### RECORDS TO USE
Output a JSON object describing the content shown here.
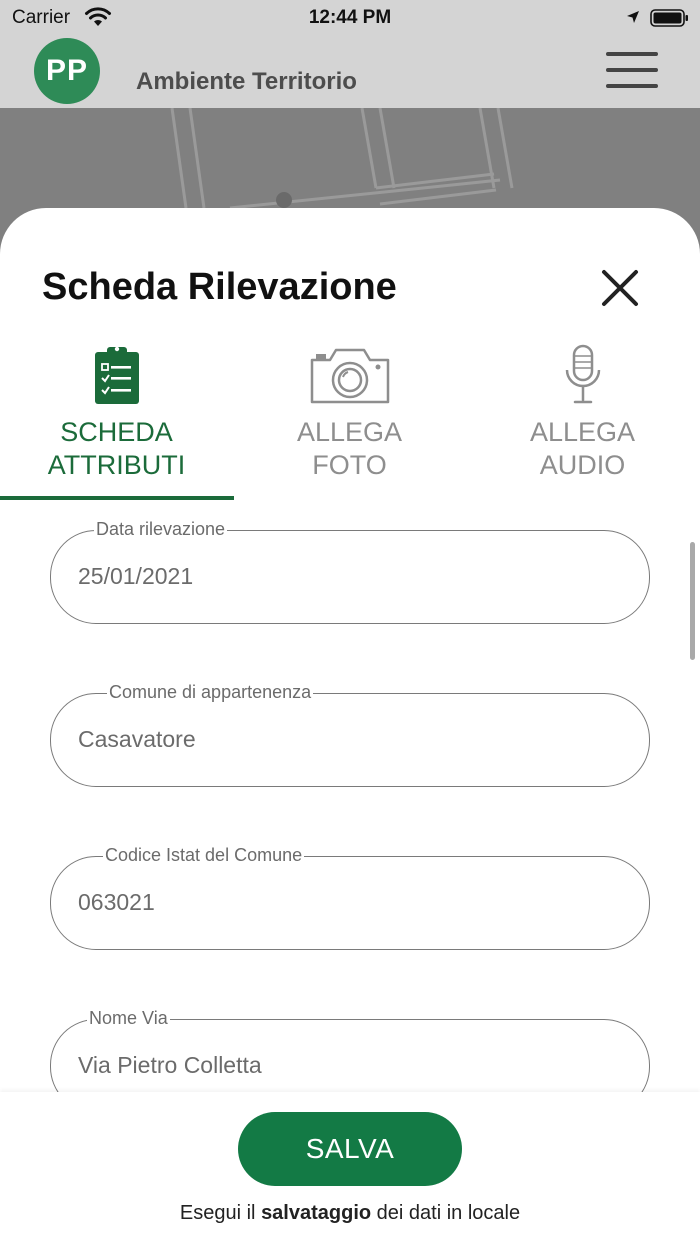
{
  "status_bar": {
    "carrier": "Carrier",
    "time": "12:44 PM",
    "icons": [
      "wifi-icon",
      "location-arrow-icon",
      "battery-icon"
    ]
  },
  "header": {
    "avatar_initials": "PP",
    "title": "Ambiente Territorio",
    "menu_icon": "hamburger-menu-icon"
  },
  "colors": {
    "brand_green": "#137a45",
    "active_tab_green": "#1b6b3a",
    "avatar_green": "#2e8b57",
    "header_gray": "#d4d4d4",
    "map_gray": "#808080"
  },
  "sheet": {
    "title": "Scheda Rilevazione",
    "close_icon": "close-icon",
    "tabs": [
      {
        "line1": "SCHEDA",
        "line2": "ATTRIBUTI",
        "icon": "clipboard-checklist-icon",
        "active": true
      },
      {
        "line1": "ALLEGA",
        "line2": "FOTO",
        "icon": "camera-icon",
        "active": false
      },
      {
        "line1": "ALLEGA",
        "line2": "AUDIO",
        "icon": "microphone-icon",
        "active": false
      }
    ],
    "fields": [
      {
        "label": "Data rilevazione",
        "value": "25/01/2021"
      },
      {
        "label": "Comune di appartenenza",
        "value": "Casavatore"
      },
      {
        "label": "Codice Istat del Comune",
        "value": "063021"
      },
      {
        "label": "Nome Via",
        "value": "Via Pietro Colletta"
      }
    ]
  },
  "footer": {
    "save_label": "SALVA",
    "note_prefix": "Esegui il ",
    "note_bold": "salvataggio",
    "note_suffix": " dei dati in locale"
  }
}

### JOB
Omit the pictures and give the material again, exactly and in full.

### RESPONSE BELOW
Output a JSON object describing the content shown here.
{
  "status_bar": {
    "carrier": "Carrier",
    "time": "12:44 PM",
    "icons": [
      "wifi-icon",
      "location-arrow-icon",
      "battery-icon"
    ]
  },
  "header": {
    "avatar_initials": "PP",
    "title": "Ambiente Territorio",
    "menu_icon": "hamburger-menu-icon"
  },
  "colors": {
    "brand_green": "#137a45",
    "active_tab_green": "#1b6b3a",
    "avatar_green": "#2e8b57",
    "header_gray": "#d4d4d4",
    "map_gray": "#808080"
  },
  "sheet": {
    "title": "Scheda Rilevazione",
    "close_icon": "close-icon",
    "tabs": [
      {
        "line1": "SCHEDA",
        "line2": "ATTRIBUTI",
        "icon": "clipboard-checklist-icon",
        "active": true
      },
      {
        "line1": "ALLEGA",
        "line2": "FOTO",
        "icon": "camera-icon",
        "active": false
      },
      {
        "line1": "ALLEGA",
        "line2": "AUDIO",
        "icon": "microphone-icon",
        "active": false
      }
    ],
    "fields": [
      {
        "label": "Data rilevazione",
        "value": "25/01/2021"
      },
      {
        "label": "Comune di appartenenza",
        "value": "Casavatore"
      },
      {
        "label": "Codice Istat del Comune",
        "value": "063021"
      },
      {
        "label": "Nome Via",
        "value": "Via Pietro Colletta"
      }
    ]
  },
  "footer": {
    "save_label": "SALVA",
    "note_prefix": "Esegui il ",
    "note_bold": "salvataggio",
    "note_suffix": " dei dati in locale"
  }
}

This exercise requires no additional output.